## THE TASK
Copy every line that holds "weixin".

╔══

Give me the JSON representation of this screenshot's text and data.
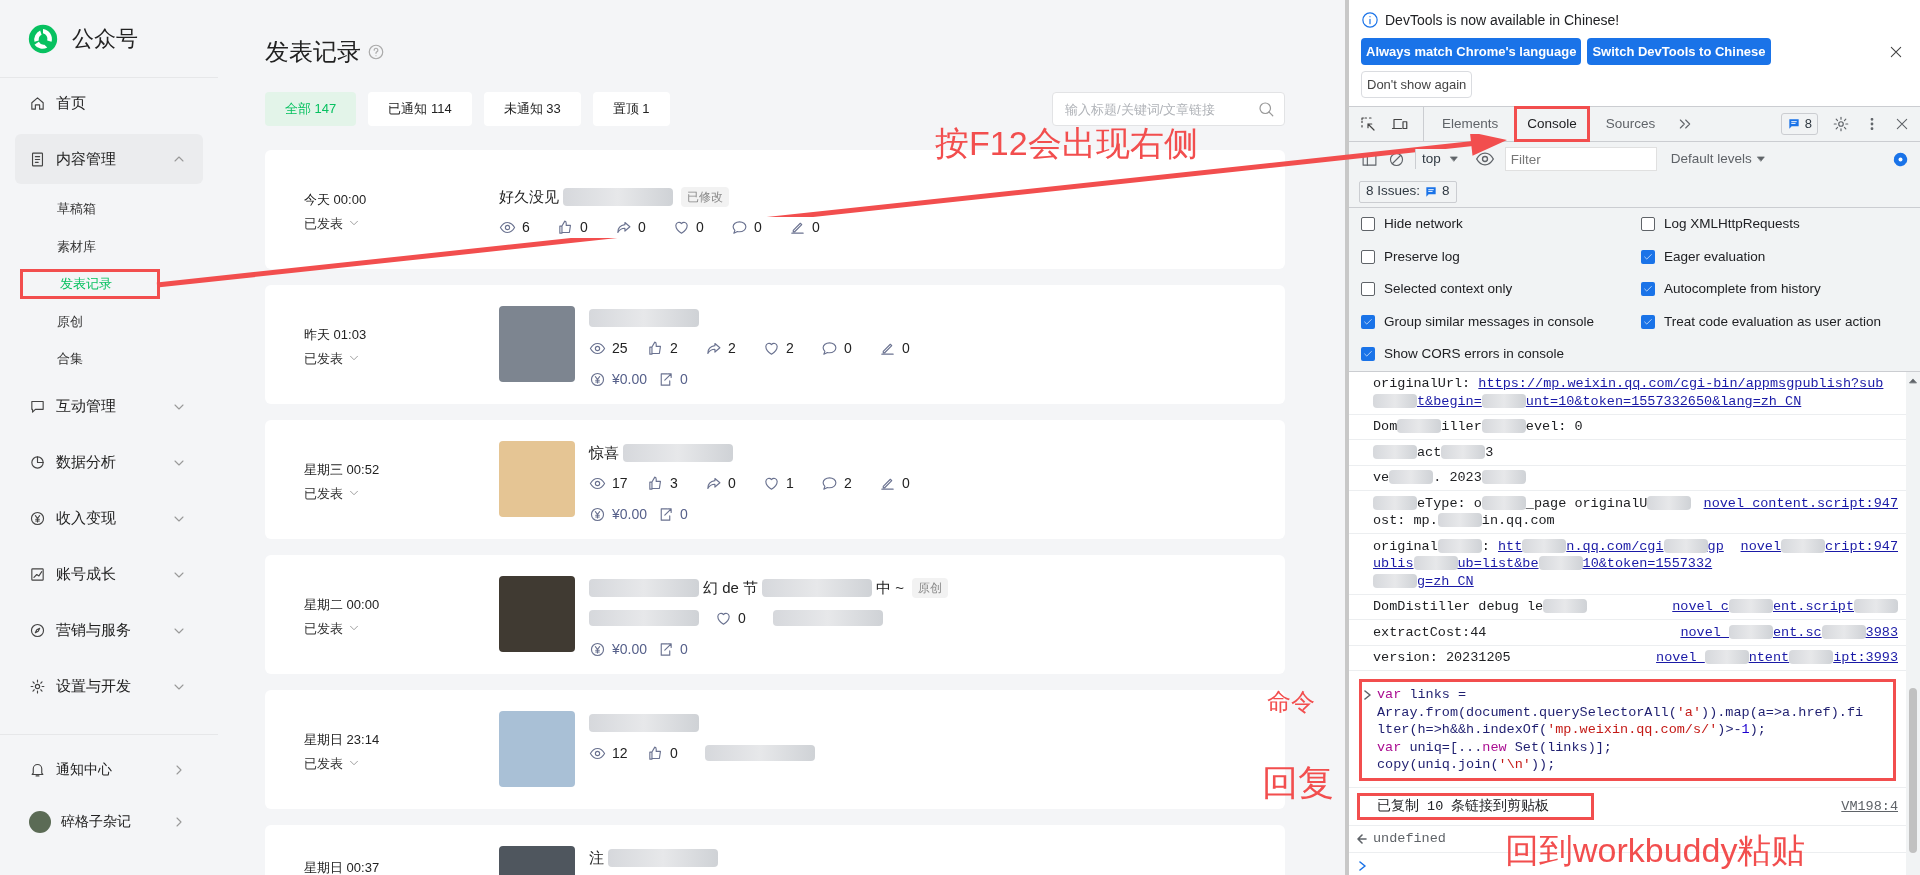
{
  "sidebar": {
    "logo_text": "公众号",
    "items": [
      {
        "label": "首页",
        "kind": "link"
      },
      {
        "label": "内容管理",
        "kind": "group",
        "expanded": true,
        "children": [
          {
            "label": "草稿箱",
            "selected": false
          },
          {
            "label": "素材库",
            "selected": false
          },
          {
            "label": "发表记录",
            "selected": true
          },
          {
            "label": "原创",
            "selected": false
          },
          {
            "label": "合集",
            "selected": false
          }
        ]
      },
      {
        "label": "互动管理",
        "kind": "group",
        "expanded": false
      },
      {
        "label": "数据分析",
        "kind": "group",
        "expanded": false
      },
      {
        "label": "收入变现",
        "kind": "group",
        "expanded": false
      },
      {
        "label": "账号成长",
        "kind": "group",
        "expanded": false
      },
      {
        "label": "营销与服务",
        "kind": "group",
        "expanded": false
      },
      {
        "label": "设置与开发",
        "kind": "group",
        "expanded": false
      }
    ],
    "footer": [
      {
        "label": "通知中心",
        "kind": "notifications"
      },
      {
        "label": "碎格子杂记",
        "kind": "account"
      }
    ]
  },
  "main": {
    "title": "发表记录",
    "tabs": [
      {
        "label": "全部 147",
        "selected": true
      },
      {
        "label": "已通知 114",
        "selected": false
      },
      {
        "label": "未通知 33",
        "selected": false
      },
      {
        "label": "置顶 1",
        "selected": false
      }
    ],
    "search": {
      "placeholder": "输入标题/关键词/文章链接"
    },
    "posts": [
      {
        "time": "今天 00:00",
        "status": "已发表",
        "thumbnail": false,
        "title": [
          {
            "kind": "text",
            "text": "好久没见"
          },
          {
            "kind": "blur"
          }
        ],
        "badges": [
          "已修改"
        ],
        "stats": [
          {
            "kind": "views",
            "value": "6"
          },
          {
            "kind": "likes",
            "value": "0"
          },
          {
            "kind": "shares",
            "value": "0"
          },
          {
            "kind": "hearts",
            "value": "0"
          },
          {
            "kind": "comments",
            "value": "0"
          },
          {
            "kind": "notes",
            "value": "0"
          }
        ]
      },
      {
        "time": "昨天 01:03",
        "status": "已发表",
        "thumbnail": true,
        "title": [
          {
            "kind": "blur"
          }
        ],
        "stats": [
          {
            "kind": "views",
            "value": "25"
          },
          {
            "kind": "likes",
            "value": "2"
          },
          {
            "kind": "shares",
            "value": "2"
          },
          {
            "kind": "hearts",
            "value": "2"
          },
          {
            "kind": "comments",
            "value": "0"
          },
          {
            "kind": "notes",
            "value": "0"
          }
        ],
        "extra_stats": [
          {
            "kind": "income",
            "value": "¥0.00"
          },
          {
            "kind": "reposts",
            "value": "0"
          }
        ]
      },
      {
        "time": "星期三 00:52",
        "status": "已发表",
        "thumbnail": true,
        "title": [
          {
            "kind": "text",
            "text": "惊喜"
          },
          {
            "kind": "blur"
          }
        ],
        "stats": [
          {
            "kind": "views",
            "value": "17"
          },
          {
            "kind": "likes",
            "value": "3"
          },
          {
            "kind": "shares",
            "value": "0"
          },
          {
            "kind": "hearts",
            "value": "1"
          },
          {
            "kind": "comments",
            "value": "2"
          },
          {
            "kind": "notes",
            "value": "0"
          }
        ],
        "extra_stats": [
          {
            "kind": "income",
            "value": "¥0.00"
          },
          {
            "kind": "reposts",
            "value": "0"
          }
        ]
      },
      {
        "time": "星期二 00:00",
        "status": "已发表",
        "thumbnail": true,
        "title": [
          {
            "kind": "blur"
          },
          {
            "kind": "text",
            "text": "幻 de 节"
          },
          {
            "kind": "blur"
          },
          {
            "kind": "text",
            "text": "中 ~"
          }
        ],
        "badges": [
          "原创"
        ],
        "stats": [
          {
            "kind": "blur"
          },
          {
            "kind": "hearts",
            "value": "0"
          },
          {
            "kind": "blur"
          }
        ],
        "extra_stats": [
          {
            "kind": "income",
            "value": "¥0.00"
          },
          {
            "kind": "reposts",
            "value": "0"
          }
        ]
      },
      {
        "time": "星期日 23:14",
        "status": "已发表",
        "thumbnail": true,
        "title": [
          {
            "kind": "blur"
          }
        ],
        "stats": [
          {
            "kind": "views",
            "value": "12"
          },
          {
            "kind": "likes",
            "value": "0"
          },
          {
            "kind": "blur"
          }
        ]
      },
      {
        "time": "星期日 00:37",
        "thumbnail": true,
        "title": [
          {
            "kind": "text",
            "text": "注"
          },
          {
            "kind": "blur"
          }
        ]
      }
    ]
  },
  "devtools": {
    "banner": {
      "message": "DevTools is now available in Chinese!",
      "buttons": [
        "Always match Chrome's language",
        "Switch DevTools to Chinese"
      ],
      "secondary_button": "Don't show again"
    },
    "tabs": [
      {
        "label": "Elements",
        "selected": false
      },
      {
        "label": "Console",
        "selected": true
      },
      {
        "label": "Sources",
        "selected": false
      }
    ],
    "issues_count": "8",
    "toolbar": {
      "context": "top",
      "filter_placeholder": "Filter",
      "levels": "Default levels"
    },
    "issues": {
      "label": "8 Issues:",
      "count": "8"
    },
    "settings": [
      {
        "label": "Hide network",
        "checked": false
      },
      {
        "label": "Log XMLHttpRequests",
        "checked": false
      },
      {
        "label": "Preserve log",
        "checked": false
      },
      {
        "label": "Eager evaluation",
        "checked": true
      },
      {
        "label": "Selected context only",
        "checked": false
      },
      {
        "label": "Autocomplete from history",
        "checked": true
      },
      {
        "label": "Group similar messages in console",
        "checked": true
      },
      {
        "label": "Treat code evaluation as user action",
        "checked": true
      },
      {
        "label": "Show CORS errors in console",
        "checked": true
      }
    ],
    "messages": [
      {
        "parts": [
          {
            "kind": "text",
            "text": "originalUrl: "
          },
          {
            "kind": "link",
            "text": "https://mp.weixin.qq.com/cgi-bin/appmsgpublish?sub"
          },
          {
            "kind": "blur"
          },
          {
            "kind": "link",
            "text": "t&begin="
          },
          {
            "kind": "blur"
          },
          {
            "kind": "link",
            "text": "unt=10&token=1557332650&lang=zh_CN"
          }
        ]
      },
      {
        "parts": [
          {
            "kind": "text",
            "text": "Dom"
          },
          {
            "kind": "blur"
          },
          {
            "kind": "text",
            "text": "iller"
          },
          {
            "kind": "blur"
          },
          {
            "kind": "text",
            "text": "evel: 0"
          }
        ]
      },
      {
        "parts": [
          {
            "kind": "blur"
          },
          {
            "kind": "text",
            "text": "act"
          },
          {
            "kind": "blur"
          },
          {
            "kind": "text",
            "text": "3"
          }
        ]
      },
      {
        "parts": [
          {
            "kind": "text",
            "text": "ve"
          },
          {
            "kind": "blur"
          },
          {
            "kind": "text",
            "text": ". 2023"
          },
          {
            "kind": "blur"
          }
        ]
      },
      {
        "parts": [
          {
            "kind": "blur"
          },
          {
            "kind": "text",
            "text": "eType: o"
          },
          {
            "kind": "blur"
          },
          {
            "kind": "text",
            "text": "_page originalU"
          },
          {
            "kind": "blur"
          },
          {
            "kind": "text",
            "text": "ost: mp."
          },
          {
            "kind": "blur"
          },
          {
            "kind": "text",
            "text": "in.qq.com"
          }
        ],
        "source": [
          {
            "kind": "link",
            "text": "novel_content.script:947"
          }
        ]
      },
      {
        "parts": [
          {
            "kind": "text",
            "text": "original"
          },
          {
            "kind": "blur"
          },
          {
            "kind": "text",
            "text": ": "
          },
          {
            "kind": "link",
            "text": "htt"
          },
          {
            "kind": "blur"
          },
          {
            "kind": "link",
            "text": "n.qq.com/cgi"
          },
          {
            "kind": "blur"
          },
          {
            "kind": "link",
            "text": "gpublis"
          },
          {
            "kind": "blur"
          },
          {
            "kind": "link",
            "text": "ub=list&be"
          },
          {
            "kind": "blur"
          },
          {
            "kind": "link",
            "text": "10&token=1557332"
          },
          {
            "kind": "blur"
          },
          {
            "kind": "link",
            "text": "g=zh_CN"
          }
        ],
        "source": [
          {
            "kind": "link",
            "text": "novel"
          },
          {
            "kind": "blur"
          },
          {
            "kind": "link",
            "text": "cript:947"
          }
        ]
      },
      {
        "parts": [
          {
            "kind": "text",
            "text": "DomDistiller debug le"
          },
          {
            "kind": "blur"
          }
        ],
        "source": [
          {
            "kind": "link",
            "text": "novel_c"
          },
          {
            "kind": "blur"
          },
          {
            "kind": "link",
            "text": "ent.script"
          },
          {
            "kind": "blur"
          }
        ]
      },
      {
        "parts": [
          {
            "kind": "text",
            "text": "extractCost:44"
          }
        ],
        "source": [
          {
            "kind": "link",
            "text": "novel_"
          },
          {
            "kind": "blur"
          },
          {
            "kind": "link",
            "text": "ent.sc"
          },
          {
            "kind": "blur"
          },
          {
            "kind": "link",
            "text": "3983"
          }
        ]
      },
      {
        "parts": [
          {
            "kind": "text",
            "text": "version: 20231205"
          }
        ],
        "source": [
          {
            "kind": "link",
            "text": "novel_"
          },
          {
            "kind": "blur"
          },
          {
            "kind": "link",
            "text": "ntent"
          },
          {
            "kind": "blur"
          },
          {
            "kind": "link",
            "text": "ipt:3993"
          }
        ]
      }
    ],
    "command": [
      [
        {
          "kind": "keyword",
          "text": "var"
        },
        {
          "kind": "plain",
          "text": " links = Array.from(document.querySelectorAll("
        },
        {
          "kind": "string",
          "text": "'a'"
        },
        {
          "kind": "plain",
          "text": ")).map(a=>a.href).filter(h=>h&&h.indexOf("
        },
        {
          "kind": "string",
          "text": "'mp.weixin.qq.com/s/'"
        },
        {
          "kind": "plain",
          "text": ")>-"
        },
        {
          "kind": "number",
          "text": "1"
        },
        {
          "kind": "plain",
          "text": ");"
        }
      ],
      [
        {
          "kind": "keyword",
          "text": "var"
        },
        {
          "kind": "plain",
          "text": " uniq=[..."
        },
        {
          "kind": "keyword",
          "text": "new"
        },
        {
          "kind": "plain",
          "text": " Set(links)];"
        }
      ],
      [
        {
          "kind": "plain",
          "text": "copy(uniq.join("
        },
        {
          "kind": "string",
          "text": "'\\n'"
        },
        {
          "kind": "plain",
          "text": "));"
        }
      ]
    ],
    "output": {
      "text": "已复制 10 条链接到剪贴板",
      "source": "VM198:4"
    },
    "result": "undefined"
  },
  "annotations": {
    "labels": [
      "按F12会出现右侧",
      "命令",
      "回复",
      "回到workbuddy粘贴"
    ]
  }
}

╚══

## CORRECT ANSWER
            "text": "https://mp.weixin.qq.com/cgi-bin/appmsgpublish?sub"
          "text": "'mp.weixin.qq.com/s/'"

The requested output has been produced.